» **DIRECTIONS**:
Write out the data below in full, unchanged, minus the images.
— begin —
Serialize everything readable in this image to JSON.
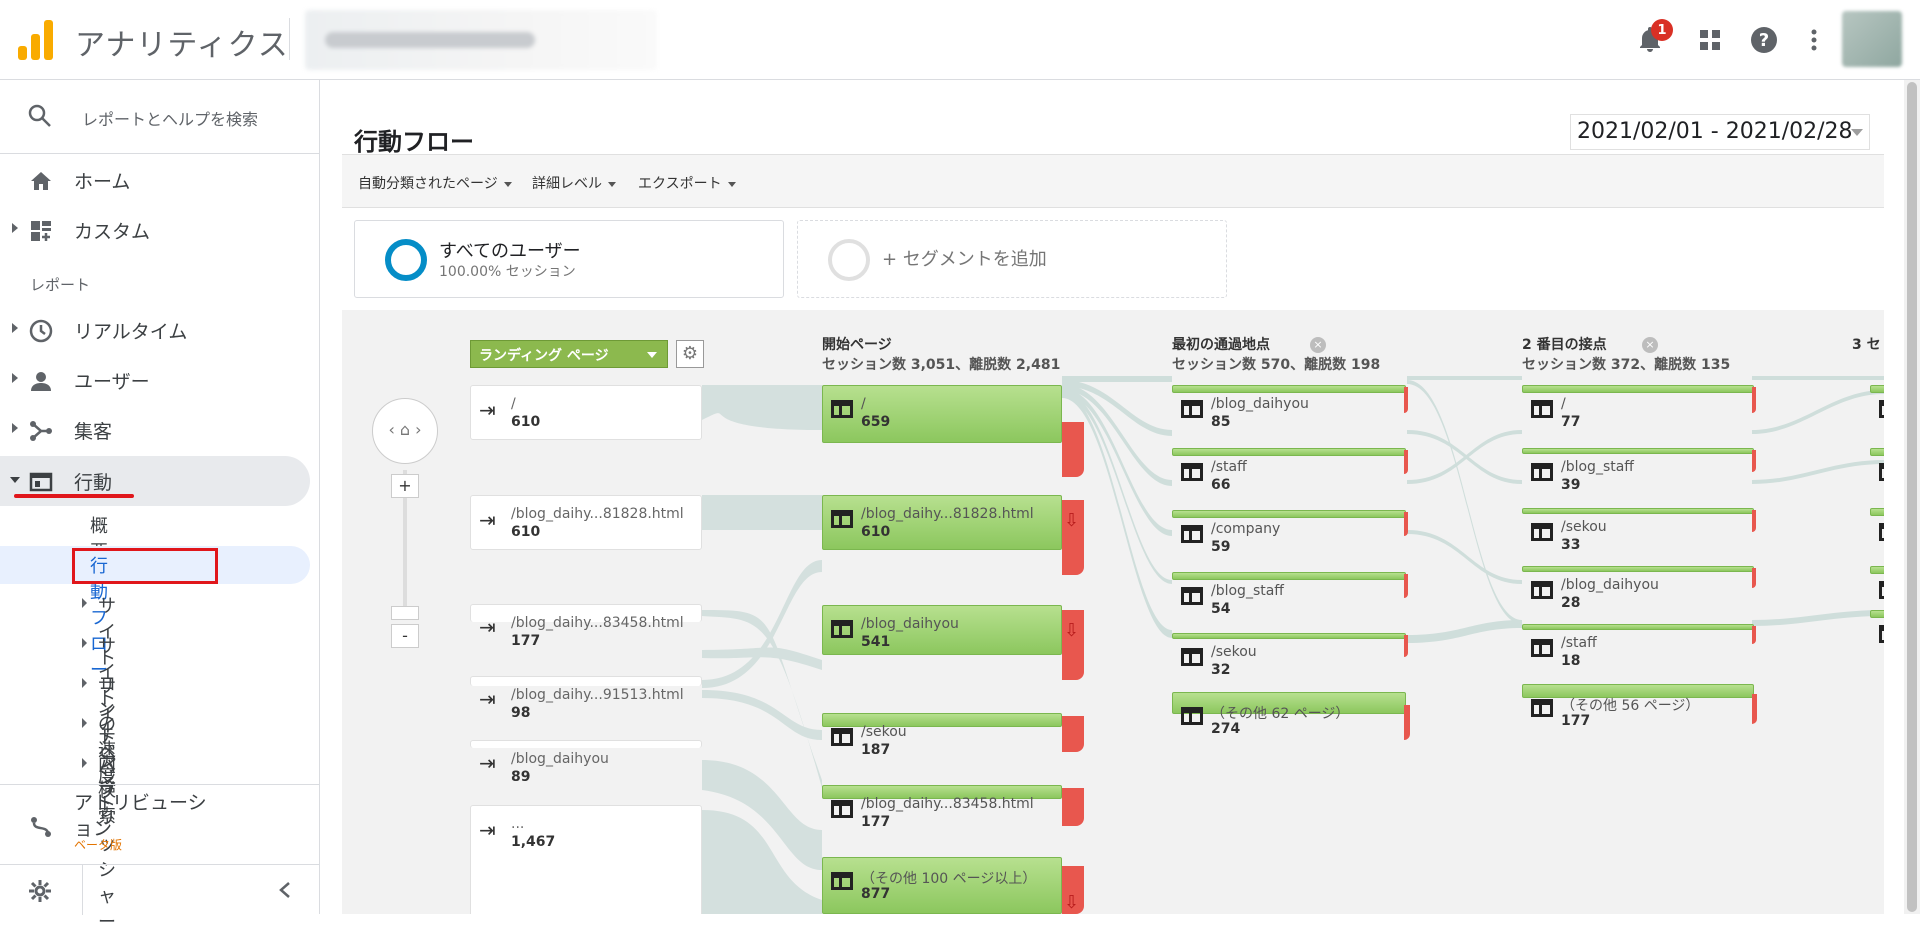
{
  "app": {
    "title": "アナリティクス",
    "notification_count": "1"
  },
  "sidebar": {
    "search_placeholder": "レポートとヘルプを検索",
    "home": "ホーム",
    "custom": "カスタム",
    "reports_label": "レポート",
    "realtime": "リアルタイム",
    "users": "ユーザー",
    "acquisition": "集客",
    "behavior": "行動",
    "behavior_sub": {
      "overview": "概要",
      "flow": "行動フロー",
      "site_content": "サイト コンテンツ",
      "site_speed": "サイトの速度",
      "site_search": "サイト内検索",
      "events": "イベント",
      "publisher": "パブリッシャー"
    },
    "attribution": "アトリビューション",
    "beta": "ベータ版"
  },
  "page": {
    "title": "行動フロー",
    "date_range": "2021/02/01 - 2021/02/28",
    "toolbar": [
      "自動分類されたページ",
      "詳細レベル",
      "エクスポート"
    ],
    "segments": [
      {
        "name": "すべてのユーザー",
        "sub": "100.00% セッション"
      },
      {
        "name": "+ セグメントを追加"
      }
    ]
  },
  "flow": {
    "landing_dropdown": "ランディング ページ",
    "landing_nodes": [
      {
        "label": "/",
        "value": "610"
      },
      {
        "label": "/blog_daihy...81828.html",
        "value": "610"
      },
      {
        "label": "/blog_daihy...83458.html",
        "value": "177"
      },
      {
        "label": "/blog_daihy...91513.html",
        "value": "98"
      },
      {
        "label": "/blog_daihyou",
        "value": "89"
      },
      {
        "label": "...",
        "value": "1,467"
      }
    ],
    "columns": [
      {
        "title": "開始ページ",
        "stats": "セッション数 3,051、離脱数 2,481",
        "nodes": [
          {
            "label": "/",
            "value": "659"
          },
          {
            "label": "/blog_daihy...81828.html",
            "value": "610"
          },
          {
            "label": "/blog_daihyou",
            "value": "541"
          },
          {
            "label": "/sekou",
            "value": "187"
          },
          {
            "label": "/blog_daihy...83458.html",
            "value": "177"
          },
          {
            "label": "（その他 100 ページ以上）",
            "value": "877"
          }
        ]
      },
      {
        "title": "最初の通過地点",
        "stats": "セッション数 570、離脱数 198",
        "nodes": [
          {
            "label": "/blog_daihyou",
            "value": "85"
          },
          {
            "label": "/staff",
            "value": "66"
          },
          {
            "label": "/company",
            "value": "59"
          },
          {
            "label": "/blog_staff",
            "value": "54"
          },
          {
            "label": "/sekou",
            "value": "32"
          },
          {
            "label": "（その他 62 ページ）",
            "value": "274"
          }
        ]
      },
      {
        "title": "2 番目の接点",
        "stats": "セッション数 372、離脱数 135",
        "nodes": [
          {
            "label": "/",
            "value": "77"
          },
          {
            "label": "/blog_staff",
            "value": "39"
          },
          {
            "label": "/sekou",
            "value": "33"
          },
          {
            "label": "/blog_daihyou",
            "value": "28"
          },
          {
            "label": "/staff",
            "value": "18"
          },
          {
            "label": "（その他 56 ページ）",
            "value": "177"
          }
        ]
      }
    ],
    "next_col_partial": "3 セ",
    "zoom_in": "+",
    "zoom_out": "-"
  }
}
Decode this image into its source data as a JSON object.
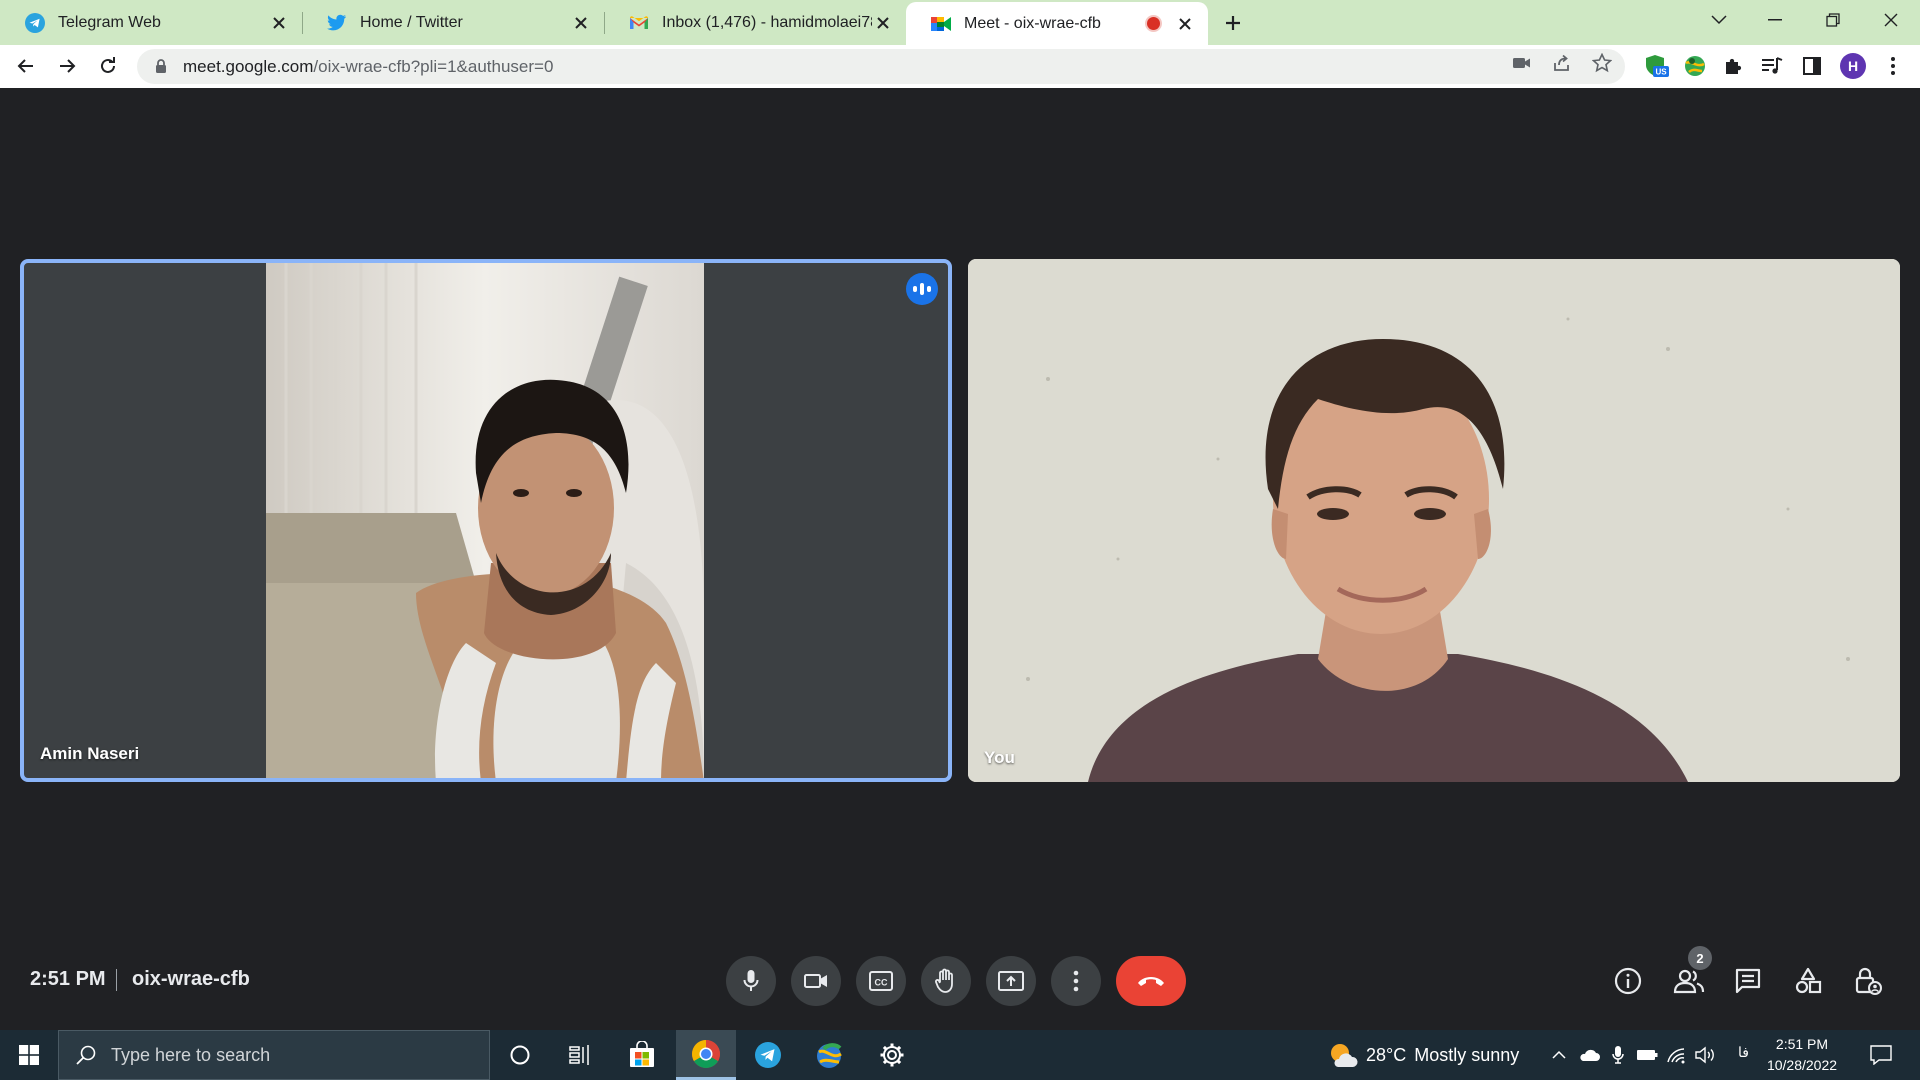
{
  "browser": {
    "tabs": [
      {
        "title": "Telegram Web",
        "icon": "telegram-icon",
        "active": false
      },
      {
        "title": "Home / Twitter",
        "icon": "twitter-icon",
        "active": false
      },
      {
        "title": "Inbox (1,476) - hamidmolaei78@",
        "icon": "gmail-icon",
        "active": false
      },
      {
        "title": "Meet - oix-wrae-cfb",
        "icon": "meet-icon",
        "active": true,
        "recording": true
      }
    ],
    "url_host": "meet.google.com",
    "url_path": "/oix-wrae-cfb?pli=1&authuser=0",
    "profile_initial": "H",
    "extension_badge": "US"
  },
  "meet": {
    "participants": [
      {
        "name": "Amin Naseri",
        "speaking": true
      },
      {
        "name": "You",
        "speaking": false
      }
    ],
    "time": "2:51 PM",
    "meeting_code": "oix-wrae-cfb",
    "people_count": "2"
  },
  "taskbar": {
    "search_placeholder": "Type here to search",
    "weather_temp": "28°C",
    "weather_text": "Mostly sunny",
    "language": "فا",
    "time": "2:51 PM",
    "date": "10/28/2022"
  },
  "colors": {
    "tab_strip": "#cfe8c4",
    "meet_bg": "#202124",
    "active_speaker_border": "#8ab4f8",
    "end_call": "#ea4335"
  }
}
— end —
» **COMPLETE RESPONSE**:
Serialize everything readable in this image to JSON.
{
  "app": {
    "title": "アナリティクス",
    "notification_count": "1"
  },
  "sidebar": {
    "search_placeholder": "レポートとヘルプを検索",
    "home": "ホーム",
    "custom": "カスタム",
    "reports_label": "レポート",
    "realtime": "リアルタイム",
    "users": "ユーザー",
    "acquisition": "集客",
    "behavior": "行動",
    "behavior_sub": {
      "overview": "概要",
      "flow": "行動フロー",
      "site_content": "サイト コンテンツ",
      "site_speed": "サイトの速度",
      "site_search": "サイト内検索",
      "events": "イベント",
      "publisher": "パブリッシャー"
    },
    "attribution": "アトリビューション",
    "beta": "ベータ版"
  },
  "page": {
    "title": "行動フロー",
    "date_range": "2021/02/01 - 2021/02/28",
    "toolbar": [
      "自動分類されたページ",
      "詳細レベル",
      "エクスポート"
    ],
    "segments": [
      {
        "name": "すべてのユーザー",
        "sub": "100.00% セッション"
      },
      {
        "name": "+ セグメントを追加"
      }
    ]
  },
  "flow": {
    "landing_dropdown": "ランディング ページ",
    "landing_nodes": [
      {
        "label": "/",
        "value": "610"
      },
      {
        "label": "/blog_daihy...81828.html",
        "value": "610"
      },
      {
        "label": "/blog_daihy...83458.html",
        "value": "177"
      },
      {
        "label": "/blog_daihy...91513.html",
        "value": "98"
      },
      {
        "label": "/blog_daihyou",
        "value": "89"
      },
      {
        "label": "...",
        "value": "1,467"
      }
    ],
    "columns": [
      {
        "title": "開始ページ",
        "stats": "セッション数 3,051、離脱数 2,481",
        "nodes": [
          {
            "label": "/",
            "value": "659"
          },
          {
            "label": "/blog_daihy...81828.html",
            "value": "610"
          },
          {
            "label": "/blog_daihyou",
            "value": "541"
          },
          {
            "label": "/sekou",
            "value": "187"
          },
          {
            "label": "/blog_daihy...83458.html",
            "value": "177"
          },
          {
            "label": "（その他 100 ページ以上）",
            "value": "877"
          }
        ]
      },
      {
        "title": "最初の通過地点",
        "stats": "セッション数 570、離脱数 198",
        "nodes": [
          {
            "label": "/blog_daihyou",
            "value": "85"
          },
          {
            "label": "/staff",
            "value": "66"
          },
          {
            "label": "/company",
            "value": "59"
          },
          {
            "label": "/blog_staff",
            "value": "54"
          },
          {
            "label": "/sekou",
            "value": "32"
          },
          {
            "label": "（その他 62 ページ）",
            "value": "274"
          }
        ]
      },
      {
        "title": "2 番目の接点",
        "stats": "セッション数 372、離脱数 135",
        "nodes": [
          {
            "label": "/",
            "value": "77"
          },
          {
            "label": "/blog_staff",
            "value": "39"
          },
          {
            "label": "/sekou",
            "value": "33"
          },
          {
            "label": "/blog_daihyou",
            "value": "28"
          },
          {
            "label": "/staff",
            "value": "18"
          },
          {
            "label": "（その他 56 ページ）",
            "value": "177"
          }
        ]
      }
    ],
    "next_col_partial": "3 セ",
    "zoom_in": "+",
    "zoom_out": "-"
  }
}
Decode this image into its source data as a JSON object.
{
  "browser": {
    "tabs": [
      {
        "title": "Telegram Web",
        "icon": "telegram-icon",
        "active": false
      },
      {
        "title": "Home / Twitter",
        "icon": "twitter-icon",
        "active": false
      },
      {
        "title": "Inbox (1,476) - hamidmolaei78@",
        "icon": "gmail-icon",
        "active": false
      },
      {
        "title": "Meet - oix-wrae-cfb",
        "icon": "meet-icon",
        "active": true,
        "recording": true
      }
    ],
    "url_host": "meet.google.com",
    "url_path": "/oix-wrae-cfb?pli=1&authuser=0",
    "profile_initial": "H",
    "extension_badge": "US"
  },
  "meet": {
    "participants": [
      {
        "name": "Amin Naseri",
        "speaking": true
      },
      {
        "name": "You",
        "speaking": false
      }
    ],
    "time": "2:51 PM",
    "meeting_code": "oix-wrae-cfb",
    "people_count": "2"
  },
  "taskbar": {
    "search_placeholder": "Type here to search",
    "weather_temp": "28°C",
    "weather_text": "Mostly sunny",
    "language": "فا",
    "time": "2:51 PM",
    "date": "10/28/2022"
  },
  "colors": {
    "tab_strip": "#cfe8c4",
    "meet_bg": "#202124",
    "active_speaker_border": "#8ab4f8",
    "end_call": "#ea4335"
  }
}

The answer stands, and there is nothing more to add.